— PROMPT —
Return the lines where the word "Агентства" occurs.
-- start SUPPLIED MATERIAL --
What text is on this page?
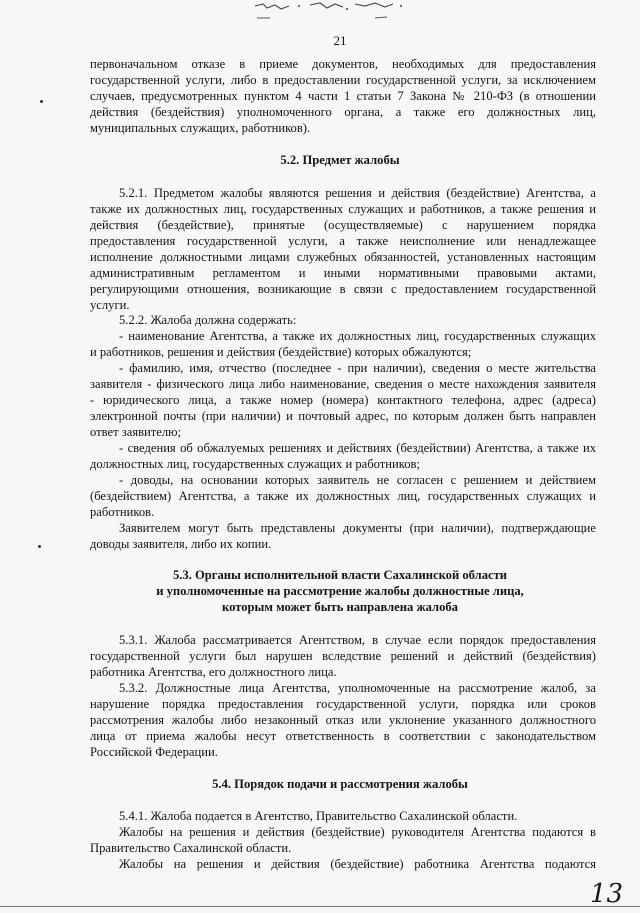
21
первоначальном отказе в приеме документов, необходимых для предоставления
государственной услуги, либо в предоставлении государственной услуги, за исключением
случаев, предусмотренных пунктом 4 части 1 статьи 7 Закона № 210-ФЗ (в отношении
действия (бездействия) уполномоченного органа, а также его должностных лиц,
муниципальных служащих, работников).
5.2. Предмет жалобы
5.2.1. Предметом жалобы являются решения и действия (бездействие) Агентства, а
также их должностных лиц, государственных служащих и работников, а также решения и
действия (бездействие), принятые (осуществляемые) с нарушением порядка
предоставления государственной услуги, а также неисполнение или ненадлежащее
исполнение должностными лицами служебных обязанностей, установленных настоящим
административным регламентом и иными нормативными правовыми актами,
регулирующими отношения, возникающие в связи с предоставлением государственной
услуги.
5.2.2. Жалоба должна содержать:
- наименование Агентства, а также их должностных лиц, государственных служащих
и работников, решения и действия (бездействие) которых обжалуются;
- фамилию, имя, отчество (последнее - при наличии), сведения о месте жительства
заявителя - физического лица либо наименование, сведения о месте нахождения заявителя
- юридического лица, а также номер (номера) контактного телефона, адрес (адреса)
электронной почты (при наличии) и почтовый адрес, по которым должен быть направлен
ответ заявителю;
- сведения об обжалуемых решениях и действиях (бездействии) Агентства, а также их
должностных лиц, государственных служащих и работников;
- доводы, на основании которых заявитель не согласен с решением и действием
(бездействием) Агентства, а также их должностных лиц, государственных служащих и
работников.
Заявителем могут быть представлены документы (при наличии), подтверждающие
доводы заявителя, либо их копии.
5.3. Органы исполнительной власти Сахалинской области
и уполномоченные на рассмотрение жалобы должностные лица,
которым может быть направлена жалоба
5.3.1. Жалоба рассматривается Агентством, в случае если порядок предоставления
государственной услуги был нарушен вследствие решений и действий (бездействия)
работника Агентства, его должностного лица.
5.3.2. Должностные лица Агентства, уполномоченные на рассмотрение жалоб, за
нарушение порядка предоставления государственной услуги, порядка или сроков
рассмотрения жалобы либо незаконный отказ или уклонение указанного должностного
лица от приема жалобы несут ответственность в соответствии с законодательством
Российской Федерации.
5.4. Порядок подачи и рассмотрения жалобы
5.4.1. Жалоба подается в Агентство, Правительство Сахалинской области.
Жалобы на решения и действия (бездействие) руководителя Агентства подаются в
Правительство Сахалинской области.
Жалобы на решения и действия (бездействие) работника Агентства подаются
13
-- end SUPPLIED MATERIAL --
-- start SUPPLIED MATERIAL --
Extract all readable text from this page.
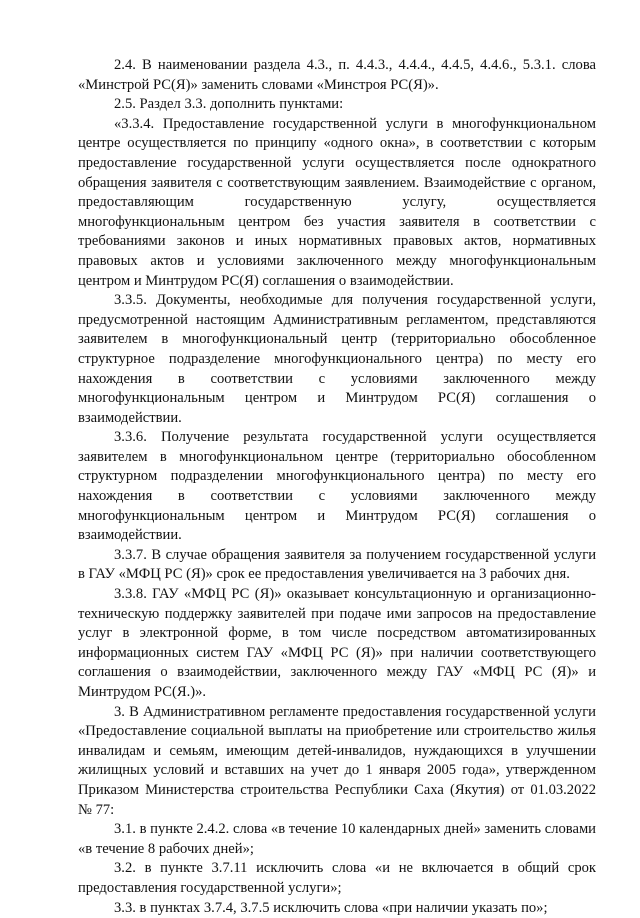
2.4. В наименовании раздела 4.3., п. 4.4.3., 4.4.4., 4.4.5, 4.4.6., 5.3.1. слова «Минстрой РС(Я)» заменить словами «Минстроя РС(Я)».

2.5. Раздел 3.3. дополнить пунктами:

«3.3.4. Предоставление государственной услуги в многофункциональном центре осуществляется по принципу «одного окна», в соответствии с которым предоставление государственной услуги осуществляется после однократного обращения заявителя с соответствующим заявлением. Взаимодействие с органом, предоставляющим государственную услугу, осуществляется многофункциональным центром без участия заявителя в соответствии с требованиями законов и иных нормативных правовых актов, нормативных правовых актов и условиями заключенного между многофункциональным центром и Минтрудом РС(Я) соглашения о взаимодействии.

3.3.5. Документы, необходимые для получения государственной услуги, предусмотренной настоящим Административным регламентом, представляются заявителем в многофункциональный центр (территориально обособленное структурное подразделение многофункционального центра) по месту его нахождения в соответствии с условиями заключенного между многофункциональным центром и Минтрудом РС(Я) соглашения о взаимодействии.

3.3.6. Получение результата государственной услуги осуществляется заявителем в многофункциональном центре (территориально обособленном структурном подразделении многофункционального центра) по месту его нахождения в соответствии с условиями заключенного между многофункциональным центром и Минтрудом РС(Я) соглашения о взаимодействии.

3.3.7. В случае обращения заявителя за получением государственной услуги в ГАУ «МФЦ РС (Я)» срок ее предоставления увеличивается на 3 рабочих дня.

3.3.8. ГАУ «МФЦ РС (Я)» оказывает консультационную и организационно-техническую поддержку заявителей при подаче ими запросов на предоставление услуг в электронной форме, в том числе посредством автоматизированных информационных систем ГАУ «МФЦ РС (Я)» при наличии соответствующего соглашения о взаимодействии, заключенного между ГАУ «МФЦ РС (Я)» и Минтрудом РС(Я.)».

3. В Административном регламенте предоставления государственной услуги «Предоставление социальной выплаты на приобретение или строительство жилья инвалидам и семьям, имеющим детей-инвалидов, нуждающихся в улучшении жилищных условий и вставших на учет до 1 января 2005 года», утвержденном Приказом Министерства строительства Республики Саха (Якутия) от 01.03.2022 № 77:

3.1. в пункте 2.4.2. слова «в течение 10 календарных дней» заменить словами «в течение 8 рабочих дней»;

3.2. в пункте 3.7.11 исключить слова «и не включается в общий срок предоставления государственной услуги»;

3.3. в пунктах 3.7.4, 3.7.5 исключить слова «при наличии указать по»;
-- end SUPPLIED MATERIAL --
— REPLY TO THE TASK —
5.2.1. Предметом жалобы являются решения и действия (бездействие) Агентства, а
- наименование Агентства, а также их должностных лиц, государственных служащих
- сведения об обжалуемых решениях и действиях (бездействии) Агентства, а также их
(бездействием) Агентства, а также их должностных лиц, государственных служащих и
работника Агентства, его должностного лица.
5.3.2. Должностные лица Агентства, уполномоченные на рассмотрение жалоб, за
Жалобы на решения и действия (бездействие) руководителя Агентства подаются в
Жалобы на решения и действия (бездействие) работника Агентства подаются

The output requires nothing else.